-- START OF Stored rows --

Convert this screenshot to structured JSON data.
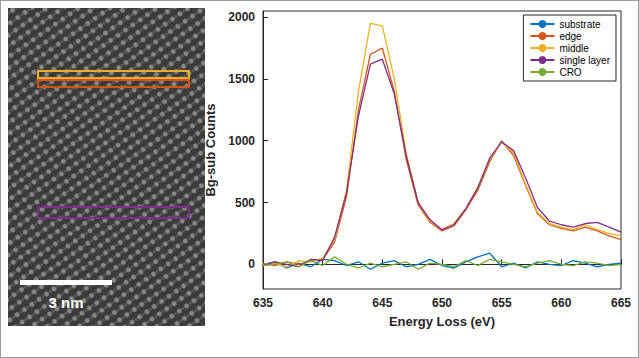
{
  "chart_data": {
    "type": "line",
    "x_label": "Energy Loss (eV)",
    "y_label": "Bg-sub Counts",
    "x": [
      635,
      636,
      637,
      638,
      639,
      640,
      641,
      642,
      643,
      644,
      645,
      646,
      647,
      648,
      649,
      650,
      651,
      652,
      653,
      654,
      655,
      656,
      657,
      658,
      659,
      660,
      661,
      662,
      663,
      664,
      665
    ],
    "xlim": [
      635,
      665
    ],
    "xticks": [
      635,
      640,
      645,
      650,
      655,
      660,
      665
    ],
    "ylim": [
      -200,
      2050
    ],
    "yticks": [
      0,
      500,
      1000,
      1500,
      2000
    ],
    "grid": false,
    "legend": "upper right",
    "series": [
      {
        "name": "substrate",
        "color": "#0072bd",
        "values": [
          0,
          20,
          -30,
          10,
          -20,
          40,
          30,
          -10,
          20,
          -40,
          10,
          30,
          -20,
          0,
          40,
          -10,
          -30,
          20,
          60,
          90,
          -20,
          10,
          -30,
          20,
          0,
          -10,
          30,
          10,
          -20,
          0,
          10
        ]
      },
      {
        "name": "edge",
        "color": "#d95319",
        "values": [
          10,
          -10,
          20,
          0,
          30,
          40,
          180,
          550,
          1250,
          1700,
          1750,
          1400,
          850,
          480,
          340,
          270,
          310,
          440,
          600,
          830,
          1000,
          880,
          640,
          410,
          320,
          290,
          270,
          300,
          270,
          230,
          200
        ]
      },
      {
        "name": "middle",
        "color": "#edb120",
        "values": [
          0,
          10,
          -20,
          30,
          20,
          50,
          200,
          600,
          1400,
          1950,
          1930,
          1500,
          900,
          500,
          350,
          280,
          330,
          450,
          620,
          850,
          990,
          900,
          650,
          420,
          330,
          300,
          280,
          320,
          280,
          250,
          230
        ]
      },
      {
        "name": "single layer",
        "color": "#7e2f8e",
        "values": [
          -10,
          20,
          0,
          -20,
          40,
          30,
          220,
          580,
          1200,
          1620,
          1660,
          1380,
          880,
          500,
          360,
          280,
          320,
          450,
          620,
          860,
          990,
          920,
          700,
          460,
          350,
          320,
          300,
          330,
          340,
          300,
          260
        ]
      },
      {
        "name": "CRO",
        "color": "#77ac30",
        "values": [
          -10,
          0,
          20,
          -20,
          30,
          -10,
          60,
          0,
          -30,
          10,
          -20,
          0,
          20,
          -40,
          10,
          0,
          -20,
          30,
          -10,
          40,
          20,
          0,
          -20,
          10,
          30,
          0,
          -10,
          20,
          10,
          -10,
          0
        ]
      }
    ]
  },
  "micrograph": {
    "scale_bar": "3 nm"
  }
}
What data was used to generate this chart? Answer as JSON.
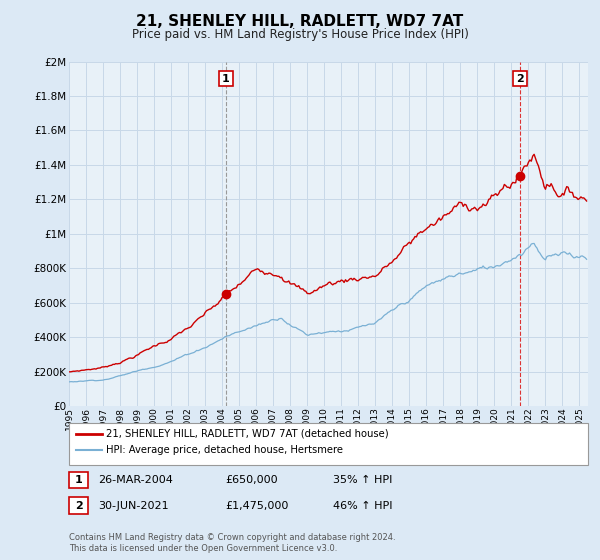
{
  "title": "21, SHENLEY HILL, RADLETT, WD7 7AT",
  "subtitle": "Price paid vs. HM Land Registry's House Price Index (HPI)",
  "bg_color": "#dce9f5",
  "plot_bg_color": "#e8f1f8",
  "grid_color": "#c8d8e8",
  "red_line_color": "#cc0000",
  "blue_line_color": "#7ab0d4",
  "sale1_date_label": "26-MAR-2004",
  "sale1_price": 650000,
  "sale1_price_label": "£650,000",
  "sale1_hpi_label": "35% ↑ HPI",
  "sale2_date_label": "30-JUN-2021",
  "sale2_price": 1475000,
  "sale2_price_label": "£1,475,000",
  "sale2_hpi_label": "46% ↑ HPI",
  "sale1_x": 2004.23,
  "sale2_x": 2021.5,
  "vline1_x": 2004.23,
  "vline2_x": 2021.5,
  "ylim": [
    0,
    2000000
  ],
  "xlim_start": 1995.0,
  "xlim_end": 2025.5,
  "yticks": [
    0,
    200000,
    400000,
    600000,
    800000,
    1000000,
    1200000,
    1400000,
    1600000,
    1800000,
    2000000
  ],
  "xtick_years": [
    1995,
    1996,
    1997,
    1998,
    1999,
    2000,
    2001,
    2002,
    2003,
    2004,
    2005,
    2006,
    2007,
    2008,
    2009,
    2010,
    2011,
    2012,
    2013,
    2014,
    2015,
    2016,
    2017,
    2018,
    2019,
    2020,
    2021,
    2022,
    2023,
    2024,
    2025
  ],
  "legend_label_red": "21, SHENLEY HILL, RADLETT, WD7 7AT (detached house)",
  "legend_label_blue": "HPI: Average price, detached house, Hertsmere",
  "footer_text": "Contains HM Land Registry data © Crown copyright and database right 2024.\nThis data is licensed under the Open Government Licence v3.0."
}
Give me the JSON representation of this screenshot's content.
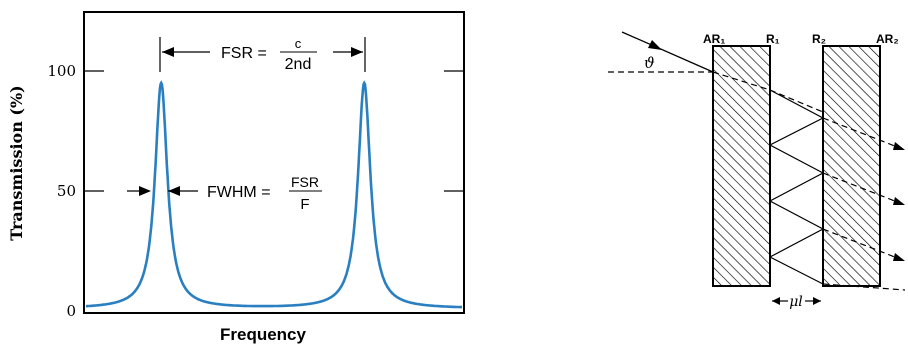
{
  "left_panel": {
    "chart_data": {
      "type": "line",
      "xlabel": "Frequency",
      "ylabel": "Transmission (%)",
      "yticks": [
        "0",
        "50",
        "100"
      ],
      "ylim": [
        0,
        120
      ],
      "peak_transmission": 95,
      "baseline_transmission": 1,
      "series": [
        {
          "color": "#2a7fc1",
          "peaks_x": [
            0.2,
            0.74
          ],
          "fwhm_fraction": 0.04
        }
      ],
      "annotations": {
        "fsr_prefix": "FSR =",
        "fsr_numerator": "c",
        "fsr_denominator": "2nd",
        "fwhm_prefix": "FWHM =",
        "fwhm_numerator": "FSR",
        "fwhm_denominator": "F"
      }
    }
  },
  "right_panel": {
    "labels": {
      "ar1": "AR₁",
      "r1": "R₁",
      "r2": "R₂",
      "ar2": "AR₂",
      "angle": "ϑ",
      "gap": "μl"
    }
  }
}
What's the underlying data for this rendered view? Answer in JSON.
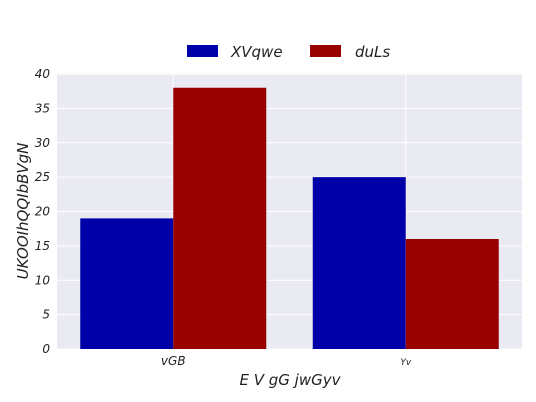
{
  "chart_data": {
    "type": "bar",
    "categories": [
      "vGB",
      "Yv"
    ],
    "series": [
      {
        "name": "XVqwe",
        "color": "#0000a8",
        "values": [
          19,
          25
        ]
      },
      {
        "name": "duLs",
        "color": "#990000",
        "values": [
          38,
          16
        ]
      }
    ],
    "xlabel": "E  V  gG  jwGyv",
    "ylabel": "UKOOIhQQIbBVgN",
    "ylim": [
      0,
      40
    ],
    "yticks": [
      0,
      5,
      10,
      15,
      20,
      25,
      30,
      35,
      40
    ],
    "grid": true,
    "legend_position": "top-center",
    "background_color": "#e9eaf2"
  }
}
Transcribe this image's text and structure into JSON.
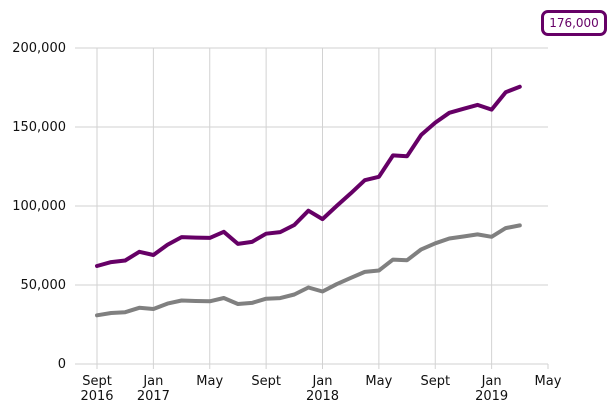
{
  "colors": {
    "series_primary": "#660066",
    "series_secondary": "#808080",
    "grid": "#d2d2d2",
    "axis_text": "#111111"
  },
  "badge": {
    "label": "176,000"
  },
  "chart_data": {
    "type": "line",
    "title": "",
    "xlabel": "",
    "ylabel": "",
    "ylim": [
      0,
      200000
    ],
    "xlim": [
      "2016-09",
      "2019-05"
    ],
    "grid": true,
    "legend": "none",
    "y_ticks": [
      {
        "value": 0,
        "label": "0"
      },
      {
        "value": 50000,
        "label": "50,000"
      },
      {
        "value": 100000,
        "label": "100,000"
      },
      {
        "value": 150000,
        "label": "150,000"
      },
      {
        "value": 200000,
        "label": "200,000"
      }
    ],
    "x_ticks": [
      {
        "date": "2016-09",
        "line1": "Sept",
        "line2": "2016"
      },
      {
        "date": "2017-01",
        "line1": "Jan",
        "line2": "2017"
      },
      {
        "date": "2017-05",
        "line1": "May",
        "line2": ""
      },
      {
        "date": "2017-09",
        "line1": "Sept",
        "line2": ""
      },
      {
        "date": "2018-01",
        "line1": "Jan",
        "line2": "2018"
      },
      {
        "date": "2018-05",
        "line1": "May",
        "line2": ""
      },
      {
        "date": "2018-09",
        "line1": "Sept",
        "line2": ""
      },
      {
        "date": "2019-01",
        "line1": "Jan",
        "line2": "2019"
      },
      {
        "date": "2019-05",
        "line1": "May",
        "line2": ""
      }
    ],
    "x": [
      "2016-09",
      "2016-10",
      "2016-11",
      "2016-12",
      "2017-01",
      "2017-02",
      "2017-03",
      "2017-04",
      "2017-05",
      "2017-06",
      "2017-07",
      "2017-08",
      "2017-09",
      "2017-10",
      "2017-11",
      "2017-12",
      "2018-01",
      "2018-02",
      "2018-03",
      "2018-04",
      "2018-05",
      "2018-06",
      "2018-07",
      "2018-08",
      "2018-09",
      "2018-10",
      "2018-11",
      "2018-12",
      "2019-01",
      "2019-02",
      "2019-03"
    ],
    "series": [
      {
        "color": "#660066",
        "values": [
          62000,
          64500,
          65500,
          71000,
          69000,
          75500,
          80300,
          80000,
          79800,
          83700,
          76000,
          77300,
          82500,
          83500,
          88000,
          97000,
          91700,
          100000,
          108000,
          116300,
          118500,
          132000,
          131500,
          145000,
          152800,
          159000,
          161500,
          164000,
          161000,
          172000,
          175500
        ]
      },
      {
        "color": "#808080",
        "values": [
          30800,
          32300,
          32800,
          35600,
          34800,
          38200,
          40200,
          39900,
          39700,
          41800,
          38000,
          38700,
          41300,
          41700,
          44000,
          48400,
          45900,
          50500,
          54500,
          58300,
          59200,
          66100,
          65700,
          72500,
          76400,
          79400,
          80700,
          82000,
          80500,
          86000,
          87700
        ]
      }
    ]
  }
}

-- END OF Stored rows --
-- START OF Stored rows --

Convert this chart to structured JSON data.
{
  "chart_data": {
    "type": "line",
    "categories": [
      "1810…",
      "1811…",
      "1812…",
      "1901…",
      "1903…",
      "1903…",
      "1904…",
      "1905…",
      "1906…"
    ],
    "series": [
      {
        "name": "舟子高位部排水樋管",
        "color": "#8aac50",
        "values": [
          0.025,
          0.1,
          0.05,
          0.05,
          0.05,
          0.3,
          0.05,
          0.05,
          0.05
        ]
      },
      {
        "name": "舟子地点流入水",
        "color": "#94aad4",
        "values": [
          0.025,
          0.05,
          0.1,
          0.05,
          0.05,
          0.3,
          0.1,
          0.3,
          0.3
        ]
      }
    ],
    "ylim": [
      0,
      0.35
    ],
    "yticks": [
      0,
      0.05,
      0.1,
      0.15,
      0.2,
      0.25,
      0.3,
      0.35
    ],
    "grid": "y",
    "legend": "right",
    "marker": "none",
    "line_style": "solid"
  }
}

-- END OF Stored rows --

| Exercise instructions |
Collect every line from the records above that contains the word "Registry".

| Solution to the exercise |
  "subtitle": "Price paid vs. HM Land Registry's House Price Index (HPI)",
  "footer_text": "Contains HM Land Registry data © Crown copyright and database right 2024.\nThis data is licensed under the Open Government Licence v3.0."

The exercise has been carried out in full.